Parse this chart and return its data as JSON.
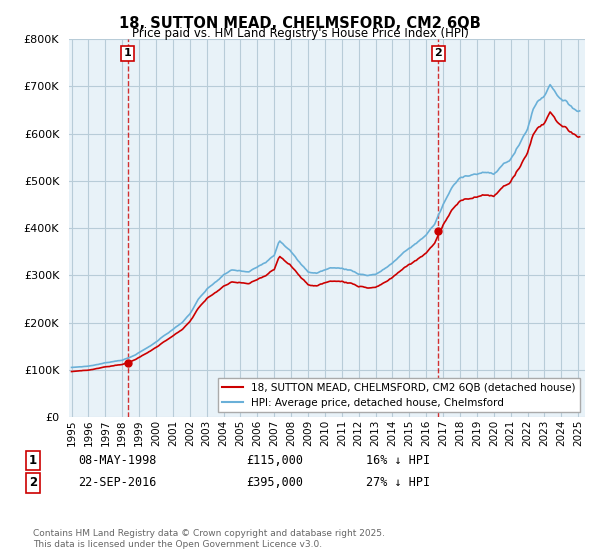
{
  "title1": "18, SUTTON MEAD, CHELMSFORD, CM2 6QB",
  "title2": "Price paid vs. HM Land Registry's House Price Index (HPI)",
  "legend_label1": "18, SUTTON MEAD, CHELMSFORD, CM2 6QB (detached house)",
  "legend_label2": "HPI: Average price, detached house, Chelmsford",
  "marker1_date": "08-MAY-1998",
  "marker1_price": "£115,000",
  "marker1_hpi": "16% ↓ HPI",
  "marker2_date": "22-SEP-2016",
  "marker2_price": "£395,000",
  "marker2_hpi": "27% ↓ HPI",
  "footnote": "Contains HM Land Registry data © Crown copyright and database right 2025.\nThis data is licensed under the Open Government Licence v3.0.",
  "color_red": "#cc0000",
  "color_blue": "#6ab0d8",
  "color_vline": "#cc0000",
  "plot_bg": "#e8f2f8",
  "ylim_max": 800000,
  "ylim_min": 0,
  "background_color": "#ffffff",
  "grid_color": "#b8ccd8"
}
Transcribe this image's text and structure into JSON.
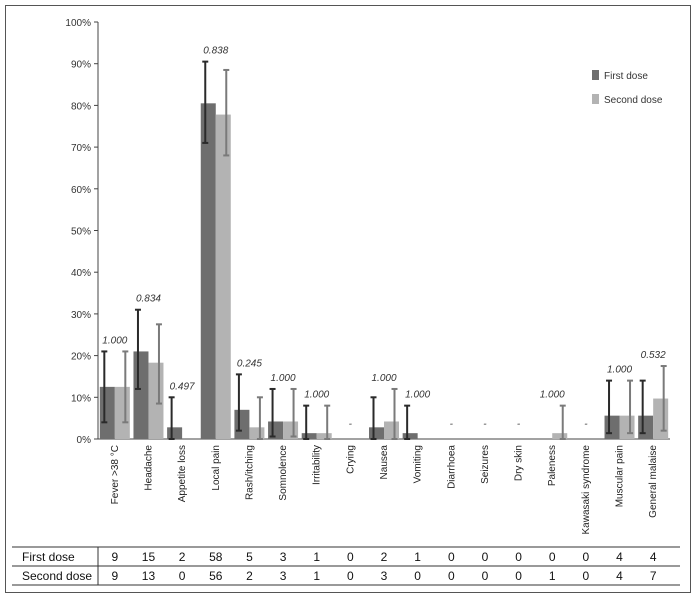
{
  "chart_data": {
    "type": "bar",
    "ylim": [
      0,
      100
    ],
    "y_ticks": [
      "0%",
      "10%",
      "20%",
      "30%",
      "40%",
      "50%",
      "60%",
      "70%",
      "80%",
      "90%",
      "100%"
    ],
    "grid": false,
    "legend_position": "top-right",
    "categories": [
      "Fever >38 °C",
      "Headache",
      "Appetite loss",
      "Local pain",
      "Rash/itching",
      "Somnolence",
      "Irritability",
      "Crying",
      "Nausea",
      "Vomiting",
      "Diarrhoea",
      "Seizures",
      "Dry skin",
      "Paleness",
      "Kawasaki syndrome",
      "Muscular pain",
      "General malaise"
    ],
    "series": [
      {
        "name": "First dose",
        "color": "#6e6e6e",
        "values": [
          12.5,
          21,
          2.8,
          80.5,
          7,
          4.2,
          1.4,
          0,
          2.8,
          1.4,
          0,
          0,
          0,
          0,
          0,
          5.6,
          5.6
        ],
        "error_low": [
          4,
          12,
          0,
          71,
          2,
          0.6,
          0,
          0,
          0,
          0,
          0,
          0,
          0,
          0,
          0,
          1.4,
          1.4
        ],
        "error_high": [
          21,
          31,
          10,
          90.5,
          15.5,
          12,
          8,
          0,
          10,
          8,
          0,
          0,
          0,
          0,
          0,
          14,
          14
        ]
      },
      {
        "name": "Second dose",
        "color": "#b3b3b3",
        "values": [
          12.5,
          18.3,
          0,
          77.8,
          2.8,
          4.2,
          1.4,
          0,
          4.2,
          0,
          0,
          0,
          0,
          1.4,
          0,
          5.6,
          9.7
        ],
        "error_low": [
          4,
          8.5,
          0,
          68,
          0,
          0.6,
          0,
          0,
          0,
          0,
          0,
          0,
          0,
          0,
          0,
          1.4,
          2
        ],
        "error_high": [
          21,
          27.5,
          0,
          88.5,
          10,
          12,
          8,
          0,
          12,
          0,
          0,
          0,
          0,
          8,
          0,
          14,
          17.5
        ]
      }
    ],
    "p_values": [
      "1.000",
      "0.834",
      "0.497",
      "0.838",
      "0.245",
      "1.000",
      "1.000",
      "-",
      "1.000",
      "1.000",
      "-",
      "-",
      "-",
      "1.000",
      "-",
      "1.000",
      "0.532"
    ],
    "table": {
      "rows": [
        {
          "label": "First dose",
          "counts": [
            "9",
            "15",
            "2",
            "58",
            "5",
            "3",
            "1",
            "0",
            "2",
            "1",
            "0",
            "0",
            "0",
            "0",
            "0",
            "4",
            "4"
          ]
        },
        {
          "label": "Second dose",
          "counts": [
            "9",
            "13",
            "0",
            "56",
            "2",
            "3",
            "1",
            "0",
            "3",
            "0",
            "0",
            "0",
            "0",
            "1",
            "0",
            "4",
            "7"
          ]
        }
      ]
    }
  }
}
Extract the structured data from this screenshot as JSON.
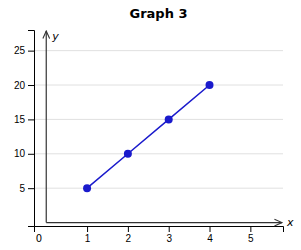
{
  "chart_data": {
    "type": "line",
    "title": "Graph 3",
    "x": [
      1,
      2,
      3,
      4
    ],
    "values": [
      5,
      10,
      15,
      20
    ],
    "color": "#1a1aCC",
    "marker": "circle",
    "xlabel": "x",
    "ylabel": "y",
    "xlim": [
      -0.3,
      5.8
    ],
    "ylim": [
      -0.5,
      28
    ],
    "xticks": [
      1,
      2,
      3,
      4,
      5
    ],
    "yticks": [
      5,
      10,
      15,
      20,
      25
    ],
    "grid": true,
    "annotations": [
      {
        "text": "0",
        "x": 0,
        "y": 0
      }
    ]
  }
}
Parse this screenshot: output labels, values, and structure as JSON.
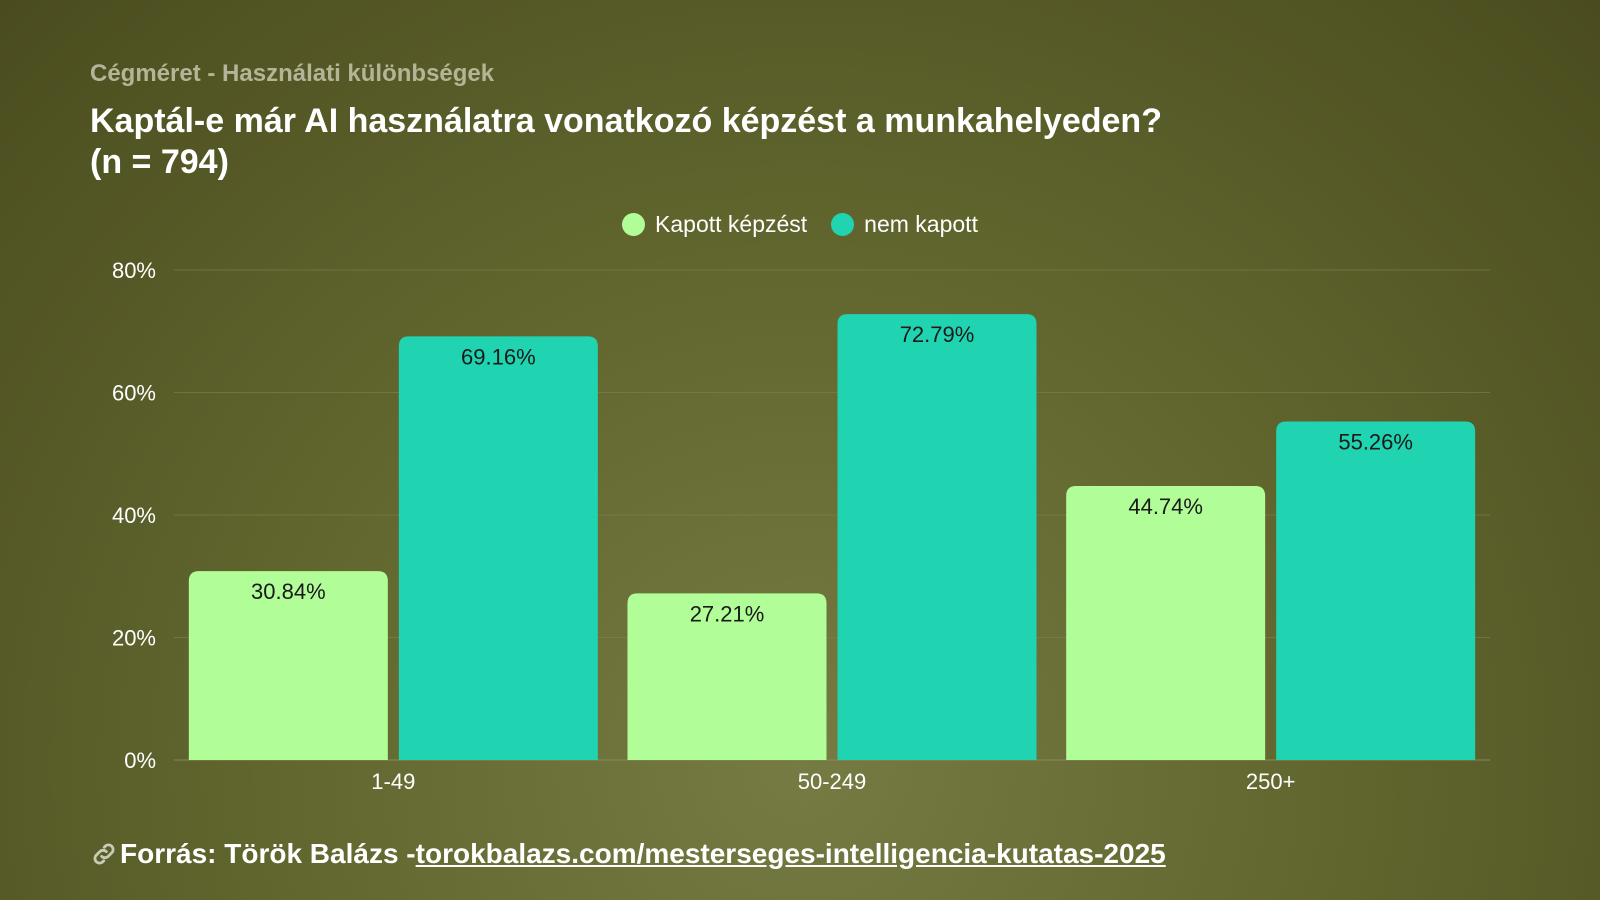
{
  "header": {
    "subtitle": "Cégméret - Használati különbségek",
    "title_line1": "Kaptál-e már AI használatra vonatkozó képzést a munkahelyeden?",
    "title_line2": "(n = 794)"
  },
  "footer": {
    "prefix": "Forrás: Török Balázs - ",
    "link_text": "torokbalazs.com/mesterseges-intelligencia-kutatas-2025",
    "icon": "link-icon"
  },
  "colors": {
    "kapott": "#b1fd98",
    "nem_kapott": "#20d4b1"
  },
  "chart_data": {
    "type": "bar",
    "categories": [
      "1-49",
      "50-249",
      "250+"
    ],
    "series": [
      {
        "name": "Kapott képzést",
        "values": [
          30.84,
          27.21,
          44.74
        ],
        "labels": [
          "30.84%",
          "27.21%",
          "44.74%"
        ]
      },
      {
        "name": "nem kapott",
        "values": [
          69.16,
          72.79,
          55.26
        ],
        "labels": [
          "69.16%",
          "72.79%",
          "55.26%"
        ]
      }
    ],
    "y_ticks": [
      "0%",
      "20%",
      "40%",
      "60%",
      "80%"
    ],
    "ylim": [
      0,
      80
    ],
    "grid": true,
    "legend_position": "top-center"
  }
}
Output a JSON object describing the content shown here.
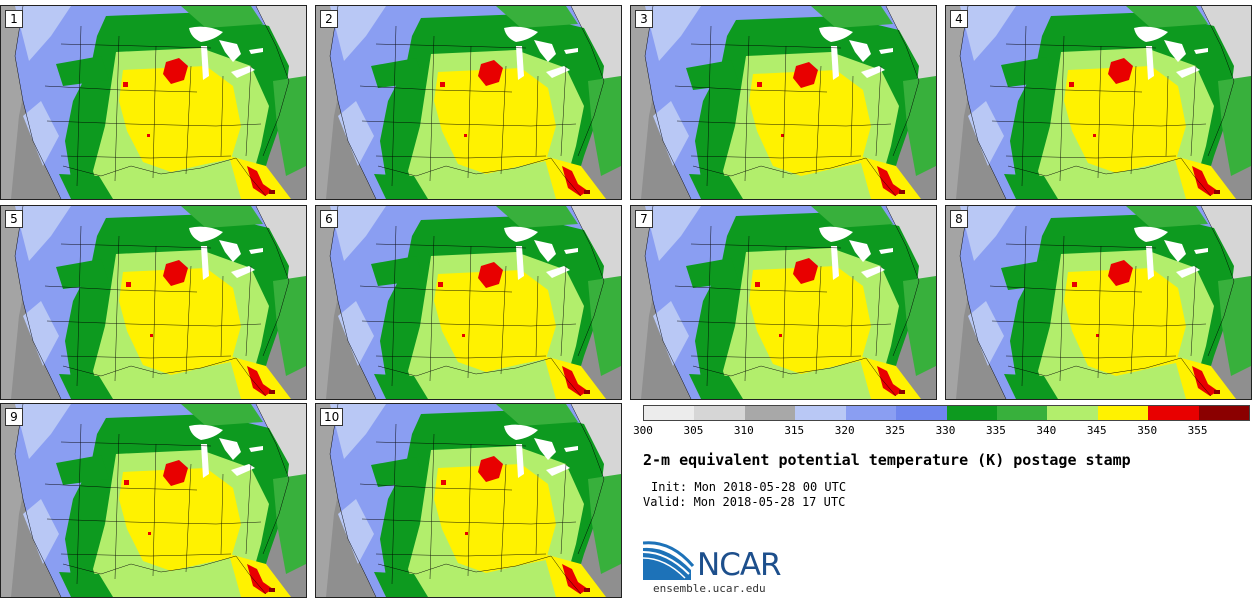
{
  "figure": {
    "title": "2-m equivalent potential temperature (K) postage stamp",
    "init": "Init: Mon 2018-05-28 00 UTC",
    "valid": "Valid: Mon 2018-05-28 17 UTC",
    "logo_text": "NCAR",
    "url": "ensemble.ucar.edu"
  },
  "members": [
    "1",
    "2",
    "3",
    "4",
    "5",
    "6",
    "7",
    "8",
    "9",
    "10"
  ],
  "colorbar": {
    "ticks": [
      "300",
      "305",
      "310",
      "315",
      "320",
      "325",
      "330",
      "335",
      "340",
      "345",
      "350",
      "355"
    ],
    "colors": [
      "#ececec",
      "#d6d6d6",
      "#a8a8a8",
      "#b9c8f5",
      "#8a9ef2",
      "#6f86ee",
      "#0d9a1f",
      "#38b03c",
      "#b2ee6c",
      "#fff200",
      "#e80000",
      "#8b0000"
    ]
  },
  "palette": {
    "ocean": "#8f8f8f",
    "ocean_west": "#a4a4a4",
    "water": "#ffffff",
    "line": "#000000"
  }
}
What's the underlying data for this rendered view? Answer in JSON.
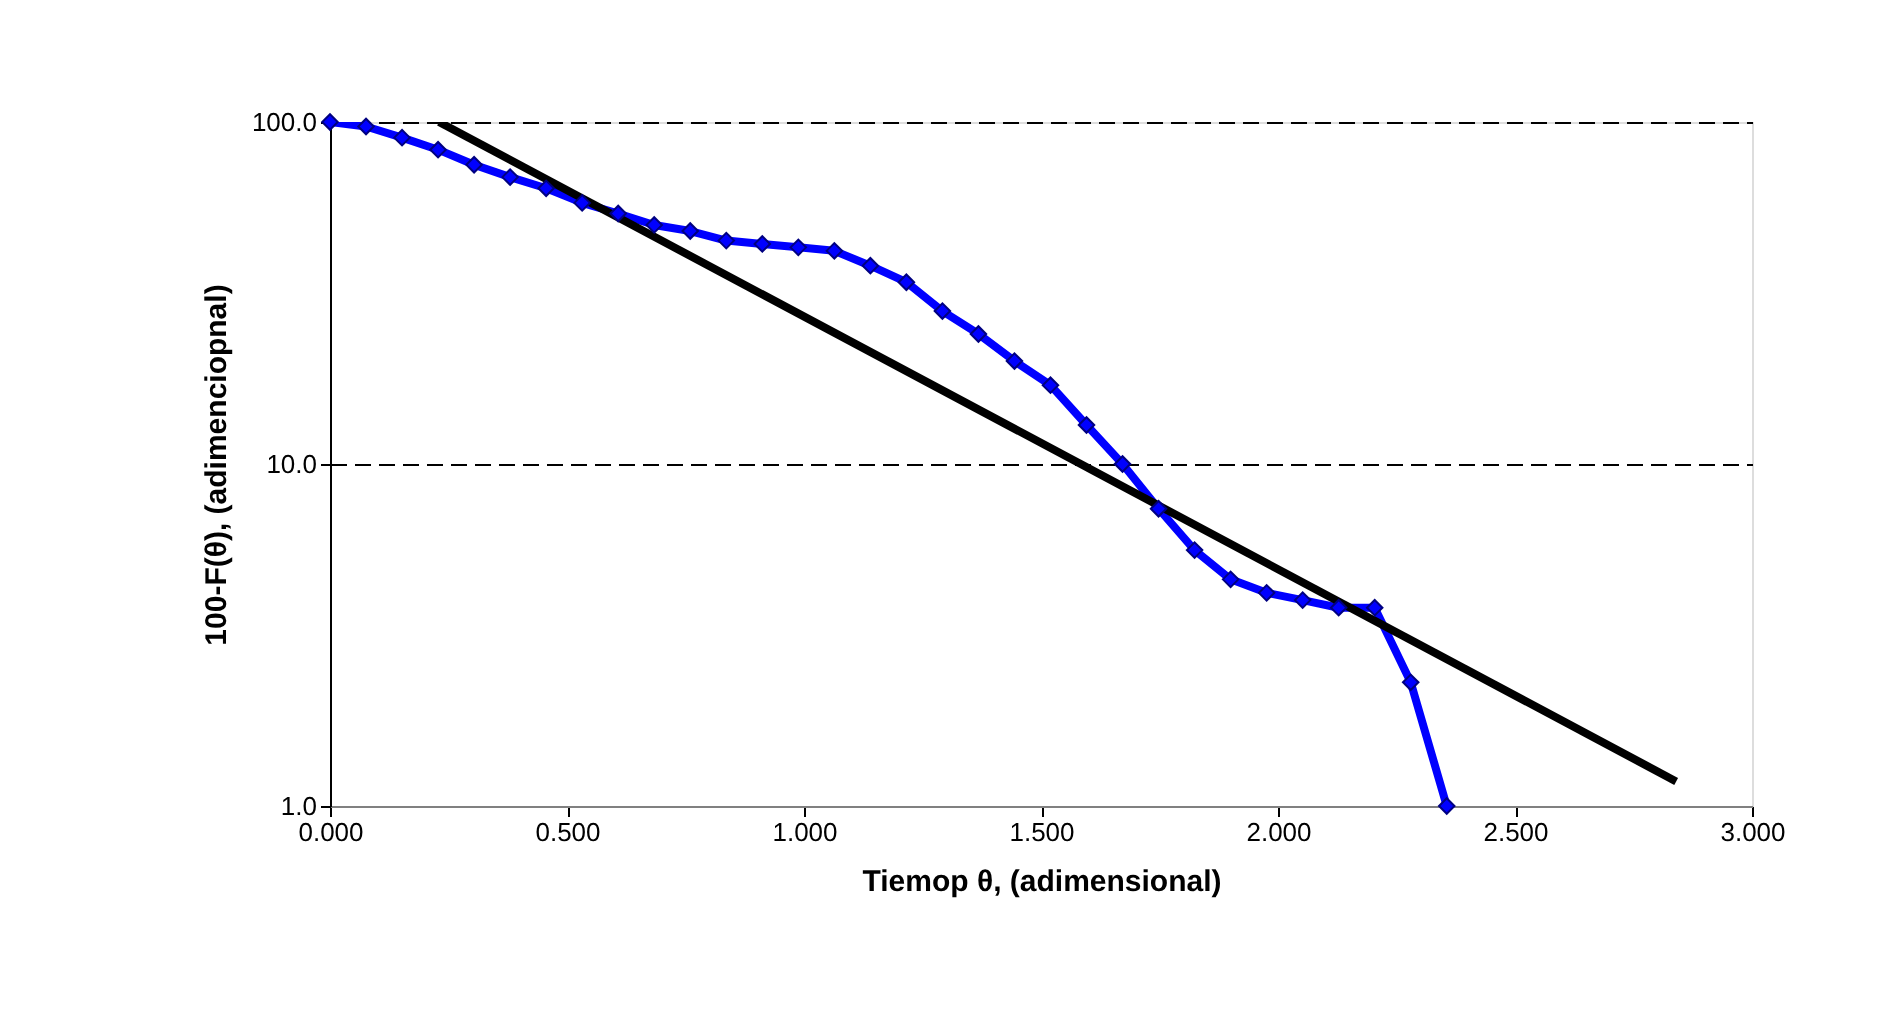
{
  "chart_data": {
    "type": "line",
    "xlabel": "Tiemop θ, (adimensional)",
    "ylabel": "100-F(θ), (adimenciopnal)",
    "xlim": [
      0,
      3
    ],
    "ylim": [
      1,
      100
    ],
    "log": "y",
    "grid": "y",
    "line_style": "solid",
    "xticks": [
      {
        "value": 0,
        "label": "0.000"
      },
      {
        "value": 0.5,
        "label": "0.500"
      },
      {
        "value": 1,
        "label": "1.000"
      },
      {
        "value": 1.5,
        "label": "1.500"
      },
      {
        "value": 2,
        "label": "2.000"
      },
      {
        "value": 2.5,
        "label": "2.500"
      },
      {
        "value": 3,
        "label": "3.000"
      }
    ],
    "yticks": [
      {
        "value": 1,
        "label": "1.0"
      },
      {
        "value": 10,
        "label": "10.0"
      },
      {
        "value": 100,
        "label": "100.0"
      }
    ],
    "series": [
      {
        "color": "#0000ff",
        "marker": "diamond",
        "x": [
          0,
          0.076,
          0.152,
          0.228,
          0.304,
          0.38,
          0.456,
          0.532,
          0.608,
          0.684,
          0.76,
          0.836,
          0.912,
          0.988,
          1.064,
          1.14,
          1.216,
          1.292,
          1.368,
          1.444,
          1.52,
          1.596,
          1.672,
          1.748,
          1.824,
          1.9,
          1.976,
          2.052,
          2.128,
          2.204,
          2.28,
          2.356
        ],
        "values": [
          100,
          97,
          90,
          83,
          75,
          69,
          64,
          58,
          54,
          50,
          48,
          45,
          44,
          43,
          42,
          38,
          34,
          28,
          24,
          20,
          17,
          13,
          10,
          7.4,
          5.6,
          4.6,
          4.2,
          4.0,
          3.8,
          3.8,
          2.3,
          1.0
        ]
      },
      {
        "color": "#000000",
        "marker": "none",
        "x": [
          0.23,
          2.84
        ],
        "values": [
          100,
          1.18
        ]
      }
    ]
  }
}
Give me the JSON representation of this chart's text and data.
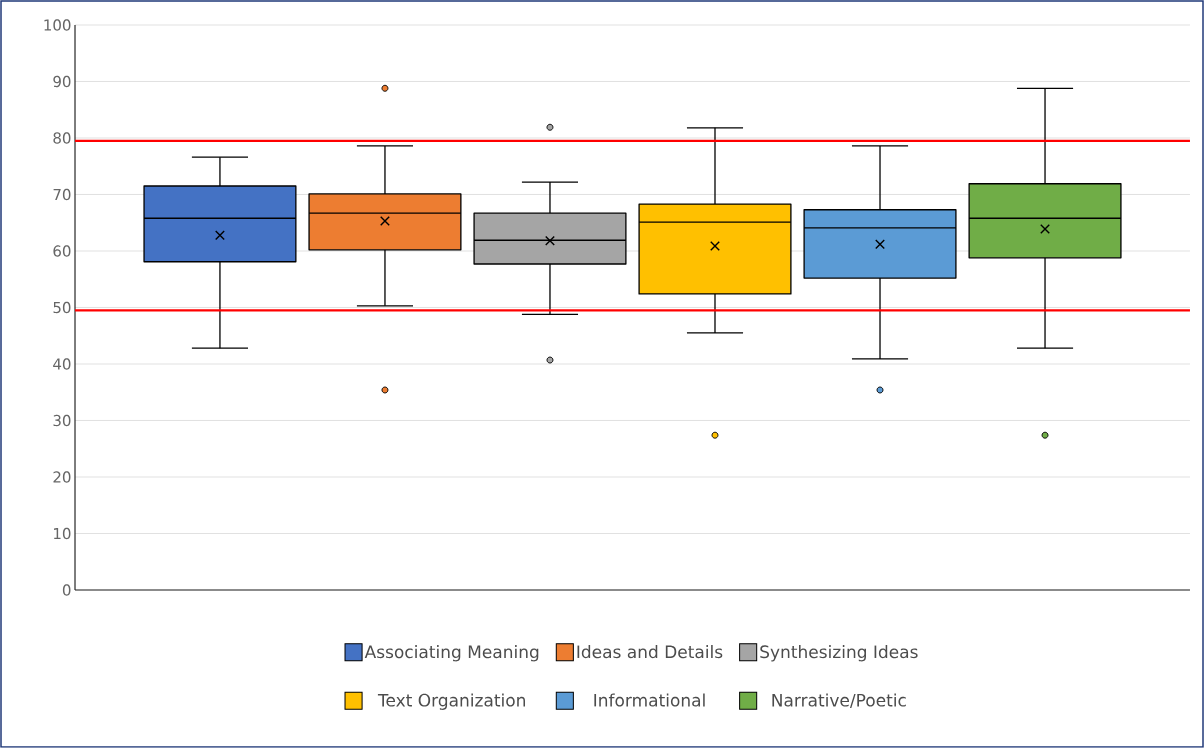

• _OBJECTIVE_
Using the entries above, return each line in which the word "xlabel" occurs.

• _WRITTEN SOLUTION_
    "xlabel": "x",
    "xlabel": "Tiemop θ, (adimensional)",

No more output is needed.